Extracts from a graphics dataset -

****************

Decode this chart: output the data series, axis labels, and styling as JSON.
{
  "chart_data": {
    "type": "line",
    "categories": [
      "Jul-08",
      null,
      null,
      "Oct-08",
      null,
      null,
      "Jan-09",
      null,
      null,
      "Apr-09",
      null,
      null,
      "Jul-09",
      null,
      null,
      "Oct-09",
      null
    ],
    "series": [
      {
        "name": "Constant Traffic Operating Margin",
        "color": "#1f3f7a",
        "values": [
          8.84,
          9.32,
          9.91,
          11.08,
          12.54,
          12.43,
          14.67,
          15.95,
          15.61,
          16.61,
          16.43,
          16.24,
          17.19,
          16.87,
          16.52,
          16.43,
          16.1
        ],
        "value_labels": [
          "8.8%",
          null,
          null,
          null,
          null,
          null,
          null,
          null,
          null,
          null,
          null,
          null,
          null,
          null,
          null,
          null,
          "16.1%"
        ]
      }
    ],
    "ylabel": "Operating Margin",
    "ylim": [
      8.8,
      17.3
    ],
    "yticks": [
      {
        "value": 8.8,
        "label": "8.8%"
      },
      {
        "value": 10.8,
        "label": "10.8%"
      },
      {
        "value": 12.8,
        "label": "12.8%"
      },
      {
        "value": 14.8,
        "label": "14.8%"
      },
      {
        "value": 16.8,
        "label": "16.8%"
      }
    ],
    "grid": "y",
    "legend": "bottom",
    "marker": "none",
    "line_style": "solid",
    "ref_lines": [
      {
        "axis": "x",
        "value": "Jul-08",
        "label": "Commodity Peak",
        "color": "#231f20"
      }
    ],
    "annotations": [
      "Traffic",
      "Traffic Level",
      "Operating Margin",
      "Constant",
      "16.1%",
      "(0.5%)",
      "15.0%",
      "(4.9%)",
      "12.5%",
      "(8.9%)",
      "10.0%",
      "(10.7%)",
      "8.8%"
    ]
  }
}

****************

Exercise brief -
Print all of the entries exactly as they appear.

The solution -
Decode this chart: output the data series, axis labels, and styling as JSON.
{
  "chart_data": {
    "type": "line",
    "categories": [
      "Jul-08",
      null,
      null,
      "Oct-08",
      null,
      null,
      "Jan-09",
      null,
      null,
      "Apr-09",
      null,
      null,
      "Jul-09",
      null,
      null,
      "Oct-09",
      null
    ],
    "series": [
      {
        "name": "Constant Traffic Operating Margin",
        "color": "#1f3f7a",
        "values": [
          8.84,
          9.32,
          9.91,
          11.08,
          12.54,
          12.43,
          14.67,
          15.95,
          15.61,
          16.61,
          16.43,
          16.24,
          17.19,
          16.87,
          16.52,
          16.43,
          16.1
        ],
        "value_labels": [
          "8.8%",
          null,
          null,
          null,
          null,
          null,
          null,
          null,
          null,
          null,
          null,
          null,
          null,
          null,
          null,
          null,
          "16.1%"
        ]
      }
    ],
    "ylabel": "Operating Margin",
    "ylim": [
      8.8,
      17.3
    ],
    "yticks": [
      {
        "value": 8.8,
        "label": "8.8%"
      },
      {
        "value": 10.8,
        "label": "10.8%"
      },
      {
        "value": 12.8,
        "label": "12.8%"
      },
      {
        "value": 14.8,
        "label": "14.8%"
      },
      {
        "value": 16.8,
        "label": "16.8%"
      }
    ],
    "grid": "y",
    "legend": "bottom",
    "marker": "none",
    "line_style": "solid",
    "ref_lines": [
      {
        "axis": "x",
        "value": "Jul-08",
        "label": "Commodity Peak",
        "color": "#231f20"
      }
    ],
    "annotations": [
      "Traffic",
      "Traffic Level",
      "Operating Margin",
      "Constant",
      "16.1%",
      "(0.5%)",
      "15.0%",
      "(4.9%)",
      "12.5%",
      "(8.9%)",
      "10.0%",
      "(10.7%)",
      "8.8%"
    ]
  }
}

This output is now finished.